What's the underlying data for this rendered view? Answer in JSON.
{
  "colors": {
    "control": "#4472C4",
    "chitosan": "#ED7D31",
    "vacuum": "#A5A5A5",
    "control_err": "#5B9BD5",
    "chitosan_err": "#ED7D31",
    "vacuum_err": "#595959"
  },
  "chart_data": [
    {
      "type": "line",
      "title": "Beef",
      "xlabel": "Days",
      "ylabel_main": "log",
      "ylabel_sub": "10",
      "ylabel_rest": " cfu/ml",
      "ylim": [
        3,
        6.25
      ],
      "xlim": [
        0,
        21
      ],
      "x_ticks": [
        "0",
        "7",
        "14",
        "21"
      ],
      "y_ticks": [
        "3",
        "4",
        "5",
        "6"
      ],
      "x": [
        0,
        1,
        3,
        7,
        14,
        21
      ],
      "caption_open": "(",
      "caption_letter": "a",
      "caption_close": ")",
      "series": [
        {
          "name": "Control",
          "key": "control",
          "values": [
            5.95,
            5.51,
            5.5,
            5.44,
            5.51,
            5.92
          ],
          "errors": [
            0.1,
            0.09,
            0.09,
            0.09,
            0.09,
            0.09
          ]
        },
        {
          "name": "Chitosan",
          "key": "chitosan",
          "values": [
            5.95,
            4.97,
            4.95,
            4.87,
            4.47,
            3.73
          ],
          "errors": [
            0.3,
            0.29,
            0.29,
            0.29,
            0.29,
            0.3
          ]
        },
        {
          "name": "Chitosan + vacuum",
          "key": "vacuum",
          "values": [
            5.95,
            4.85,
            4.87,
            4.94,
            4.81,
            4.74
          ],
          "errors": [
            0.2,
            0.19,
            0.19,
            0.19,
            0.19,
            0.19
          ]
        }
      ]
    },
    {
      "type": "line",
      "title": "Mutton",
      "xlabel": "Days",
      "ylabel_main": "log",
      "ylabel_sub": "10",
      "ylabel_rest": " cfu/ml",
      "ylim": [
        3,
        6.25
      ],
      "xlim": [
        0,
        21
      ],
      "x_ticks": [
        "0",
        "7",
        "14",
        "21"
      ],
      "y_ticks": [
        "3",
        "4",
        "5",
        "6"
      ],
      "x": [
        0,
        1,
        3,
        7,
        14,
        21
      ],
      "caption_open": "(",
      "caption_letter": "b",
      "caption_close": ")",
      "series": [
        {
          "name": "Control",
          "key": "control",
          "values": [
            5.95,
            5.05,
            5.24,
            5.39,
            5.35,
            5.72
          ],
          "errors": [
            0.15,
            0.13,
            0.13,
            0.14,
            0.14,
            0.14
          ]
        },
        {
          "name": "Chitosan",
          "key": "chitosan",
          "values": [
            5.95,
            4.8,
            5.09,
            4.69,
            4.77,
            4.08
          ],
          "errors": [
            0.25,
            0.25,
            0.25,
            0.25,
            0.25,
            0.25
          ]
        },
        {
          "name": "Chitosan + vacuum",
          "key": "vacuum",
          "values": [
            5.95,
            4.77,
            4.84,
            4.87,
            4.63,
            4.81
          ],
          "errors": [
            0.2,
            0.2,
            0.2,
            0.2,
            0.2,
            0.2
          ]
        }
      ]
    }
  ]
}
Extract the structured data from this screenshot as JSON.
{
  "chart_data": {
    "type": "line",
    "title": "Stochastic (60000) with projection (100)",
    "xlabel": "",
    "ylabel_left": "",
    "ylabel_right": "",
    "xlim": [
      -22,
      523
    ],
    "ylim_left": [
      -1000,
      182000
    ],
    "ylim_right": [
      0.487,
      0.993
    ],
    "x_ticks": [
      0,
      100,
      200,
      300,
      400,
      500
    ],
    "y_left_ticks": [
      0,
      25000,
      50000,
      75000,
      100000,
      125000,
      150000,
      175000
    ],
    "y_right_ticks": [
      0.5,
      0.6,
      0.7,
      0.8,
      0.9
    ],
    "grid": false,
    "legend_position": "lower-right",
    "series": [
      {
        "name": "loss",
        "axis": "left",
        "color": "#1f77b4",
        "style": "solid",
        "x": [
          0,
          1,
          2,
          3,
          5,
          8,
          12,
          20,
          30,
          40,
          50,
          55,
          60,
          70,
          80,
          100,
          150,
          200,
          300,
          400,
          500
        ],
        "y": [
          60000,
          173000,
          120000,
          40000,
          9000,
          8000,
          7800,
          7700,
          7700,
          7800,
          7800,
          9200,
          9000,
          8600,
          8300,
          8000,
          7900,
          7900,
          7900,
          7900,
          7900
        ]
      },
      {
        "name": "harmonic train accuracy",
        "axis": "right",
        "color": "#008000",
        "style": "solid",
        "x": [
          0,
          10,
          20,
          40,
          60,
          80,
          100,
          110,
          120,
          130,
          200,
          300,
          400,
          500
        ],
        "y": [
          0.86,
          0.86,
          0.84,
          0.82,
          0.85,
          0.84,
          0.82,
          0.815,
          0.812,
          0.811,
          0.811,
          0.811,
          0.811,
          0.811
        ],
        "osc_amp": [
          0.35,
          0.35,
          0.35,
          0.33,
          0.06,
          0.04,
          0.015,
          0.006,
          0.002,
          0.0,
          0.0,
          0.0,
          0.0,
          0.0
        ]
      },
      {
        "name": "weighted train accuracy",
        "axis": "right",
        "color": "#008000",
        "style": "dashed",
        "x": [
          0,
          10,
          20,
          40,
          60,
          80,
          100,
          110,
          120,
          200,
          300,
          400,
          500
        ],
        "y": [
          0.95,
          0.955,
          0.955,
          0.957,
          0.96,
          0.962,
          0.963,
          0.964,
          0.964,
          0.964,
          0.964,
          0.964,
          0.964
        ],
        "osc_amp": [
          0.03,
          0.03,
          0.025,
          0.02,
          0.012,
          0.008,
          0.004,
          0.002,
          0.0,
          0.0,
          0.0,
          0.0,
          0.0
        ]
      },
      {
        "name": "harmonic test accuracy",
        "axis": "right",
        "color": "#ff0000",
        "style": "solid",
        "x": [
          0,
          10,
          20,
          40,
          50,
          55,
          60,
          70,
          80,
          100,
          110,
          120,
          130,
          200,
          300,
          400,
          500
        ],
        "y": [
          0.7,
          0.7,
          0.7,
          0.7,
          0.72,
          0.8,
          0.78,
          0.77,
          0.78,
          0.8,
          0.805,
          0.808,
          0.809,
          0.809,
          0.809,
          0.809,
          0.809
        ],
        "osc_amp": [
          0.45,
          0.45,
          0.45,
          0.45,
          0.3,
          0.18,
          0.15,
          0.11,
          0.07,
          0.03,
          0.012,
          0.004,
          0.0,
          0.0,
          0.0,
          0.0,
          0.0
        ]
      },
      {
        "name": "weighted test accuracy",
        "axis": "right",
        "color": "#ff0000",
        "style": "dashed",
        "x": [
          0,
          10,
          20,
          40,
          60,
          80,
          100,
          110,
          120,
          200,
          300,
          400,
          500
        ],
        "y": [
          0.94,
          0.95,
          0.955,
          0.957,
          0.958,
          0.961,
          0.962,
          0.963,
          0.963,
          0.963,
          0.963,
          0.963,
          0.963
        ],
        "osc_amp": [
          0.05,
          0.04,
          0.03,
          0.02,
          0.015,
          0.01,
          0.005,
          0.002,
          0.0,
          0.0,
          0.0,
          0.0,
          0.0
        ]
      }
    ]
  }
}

──────────────────────────────

• INSTRUCTIONS TO FOLLOW
Reproduce the records word for word.

• WRITTEN RESPONSE
What's the underlying data for this rendered view? Answer in JSON.
{
  "colors": {
    "control": "#4472C4",
    "chitosan": "#ED7D31",
    "vacuum": "#A5A5A5",
    "control_err": "#5B9BD5",
    "chitosan_err": "#ED7D31",
    "vacuum_err": "#595959"
  },
  "chart_data": [
    {
      "type": "line",
      "title": "Beef",
      "xlabel": "Days",
      "ylabel_main": "log",
      "ylabel_sub": "10",
      "ylabel_rest": " cfu/ml",
      "ylim": [
        3,
        6.25
      ],
      "xlim": [
        0,
        21
      ],
      "x_ticks": [
        "0",
        "7",
        "14",
        "21"
      ],
      "y_ticks": [
        "3",
        "4",
        "5",
        "6"
      ],
      "x": [
        0,
        1,
        3,
        7,
        14,
        21
      ],
      "caption_open": "(",
      "caption_letter": "a",
      "caption_close": ")",
      "series": [
        {
          "name": "Control",
          "key": "control",
          "values": [
            5.95,
            5.51,
            5.5,
            5.44,
            5.51,
            5.92
          ],
          "errors": [
            0.1,
            0.09,
            0.09,
            0.09,
            0.09,
            0.09
          ]
        },
        {
          "name": "Chitosan",
          "key": "chitosan",
          "values": [
            5.95,
            4.97,
            4.95,
            4.87,
            4.47,
            3.73
          ],
          "errors": [
            0.3,
            0.29,
            0.29,
            0.29,
            0.29,
            0.3
          ]
        },
        {
          "name": "Chitosan + vacuum",
          "key": "vacuum",
          "values": [
            5.95,
            4.85,
            4.87,
            4.94,
            4.81,
            4.74
          ],
          "errors": [
            0.2,
            0.19,
            0.19,
            0.19,
            0.19,
            0.19
          ]
        }
      ]
    },
    {
      "type": "line",
      "title": "Mutton",
      "xlabel": "Days",
      "ylabel_main": "log",
      "ylabel_sub": "10",
      "ylabel_rest": " cfu/ml",
      "ylim": [
        3,
        6.25
      ],
      "xlim": [
        0,
        21
      ],
      "x_ticks": [
        "0",
        "7",
        "14",
        "21"
      ],
      "y_ticks": [
        "3",
        "4",
        "5",
        "6"
      ],
      "x": [
        0,
        1,
        3,
        7,
        14,
        21
      ],
      "caption_open": "(",
      "caption_letter": "b",
      "caption_close": ")",
      "series": [
        {
          "name": "Control",
          "key": "control",
          "values": [
            5.95,
            5.05,
            5.24,
            5.39,
            5.35,
            5.72
          ],
          "errors": [
            0.15,
            0.13,
            0.13,
            0.14,
            0.14,
            0.14
          ]
        },
        {
          "name": "Chitosan",
          "key": "chitosan",
          "values": [
            5.95,
            4.8,
            5.09,
            4.69,
            4.77,
            4.08
          ],
          "errors": [
            0.25,
            0.25,
            0.25,
            0.25,
            0.25,
            0.25
          ]
        },
        {
          "name": "Chitosan + vacuum",
          "key": "vacuum",
          "values": [
            5.95,
            4.77,
            4.84,
            4.87,
            4.63,
            4.81
          ],
          "errors": [
            0.2,
            0.2,
            0.2,
            0.2,
            0.2,
            0.2
          ]
        }
      ]
    }
  ]
}
Extract the structured data from this screenshot as JSON.
{
  "chart_data": {
    "type": "line",
    "title": "Stochastic (60000) with projection (100)",
    "xlabel": "",
    "ylabel_left": "",
    "ylabel_right": "",
    "xlim": [
      -22,
      523
    ],
    "ylim_left": [
      -1000,
      182000
    ],
    "ylim_right": [
      0.487,
      0.993
    ],
    "x_ticks": [
      0,
      100,
      200,
      300,
      400,
      500
    ],
    "y_left_ticks": [
      0,
      25000,
      50000,
      75000,
      100000,
      125000,
      150000,
      175000
    ],
    "y_right_ticks": [
      0.5,
      0.6,
      0.7,
      0.8,
      0.9
    ],
    "grid": false,
    "legend_position": "lower-right",
    "series": [
      {
        "name": "loss",
        "axis": "left",
        "color": "#1f77b4",
        "style": "solid",
        "x": [
          0,
          1,
          2,
          3,
          5,
          8,
          12,
          20,
          30,
          40,
          50,
          55,
          60,
          70,
          80,
          100,
          150,
          200,
          300,
          400,
          500
        ],
        "y": [
          60000,
          173000,
          120000,
          40000,
          9000,
          8000,
          7800,
          7700,
          7700,
          7800,
          7800,
          9200,
          9000,
          8600,
          8300,
          8000,
          7900,
          7900,
          7900,
          7900,
          7900
        ]
      },
      {
        "name": "harmonic train accuracy",
        "axis": "right",
        "color": "#008000",
        "style": "solid",
        "x": [
          0,
          10,
          20,
          40,
          60,
          80,
          100,
          110,
          120,
          130,
          200,
          300,
          400,
          500
        ],
        "y": [
          0.86,
          0.86,
          0.84,
          0.82,
          0.85,
          0.84,
          0.82,
          0.815,
          0.812,
          0.811,
          0.811,
          0.811,
          0.811,
          0.811
        ],
        "osc_amp": [
          0.35,
          0.35,
          0.35,
          0.33,
          0.06,
          0.04,
          0.015,
          0.006,
          0.002,
          0.0,
          0.0,
          0.0,
          0.0,
          0.0
        ]
      },
      {
        "name": "weighted train accuracy",
        "axis": "right",
        "color": "#008000",
        "style": "dashed",
        "x": [
          0,
          10,
          20,
          40,
          60,
          80,
          100,
          110,
          120,
          200,
          300,
          400,
          500
        ],
        "y": [
          0.95,
          0.955,
          0.955,
          0.957,
          0.96,
          0.962,
          0.963,
          0.964,
          0.964,
          0.964,
          0.964,
          0.964,
          0.964
        ],
        "osc_amp": [
          0.03,
          0.03,
          0.025,
          0.02,
          0.012,
          0.008,
          0.004,
          0.002,
          0.0,
          0.0,
          0.0,
          0.0,
          0.0
        ]
      },
      {
        "name": "harmonic test accuracy",
        "axis": "right",
        "color": "#ff0000",
        "style": "solid",
        "x": [
          0,
          10,
          20,
          40,
          50,
          55,
          60,
          70,
          80,
          100,
          110,
          120,
          130,
          200,
          300,
          400,
          500
        ],
        "y": [
          0.7,
          0.7,
          0.7,
          0.7,
          0.72,
          0.8,
          0.78,
          0.77,
          0.78,
          0.8,
          0.805,
          0.808,
          0.809,
          0.809,
          0.809,
          0.809,
          0.809
        ],
        "osc_amp": [
          0.45,
          0.45,
          0.45,
          0.45,
          0.3,
          0.18,
          0.15,
          0.11,
          0.07,
          0.03,
          0.012,
          0.004,
          0.0,
          0.0,
          0.0,
          0.0,
          0.0
        ]
      },
      {
        "name": "weighted test accuracy",
        "axis": "right",
        "color": "#ff0000",
        "style": "dashed",
        "x": [
          0,
          10,
          20,
          40,
          60,
          80,
          100,
          110,
          120,
          200,
          300,
          400,
          500
        ],
        "y": [
          0.94,
          0.95,
          0.955,
          0.957,
          0.958,
          0.961,
          0.962,
          0.963,
          0.963,
          0.963,
          0.963,
          0.963,
          0.963
        ],
        "osc_amp": [
          0.05,
          0.04,
          0.03,
          0.02,
          0.015,
          0.01,
          0.005,
          0.002,
          0.0,
          0.0,
          0.0,
          0.0,
          0.0
        ]
      }
    ]
  }
}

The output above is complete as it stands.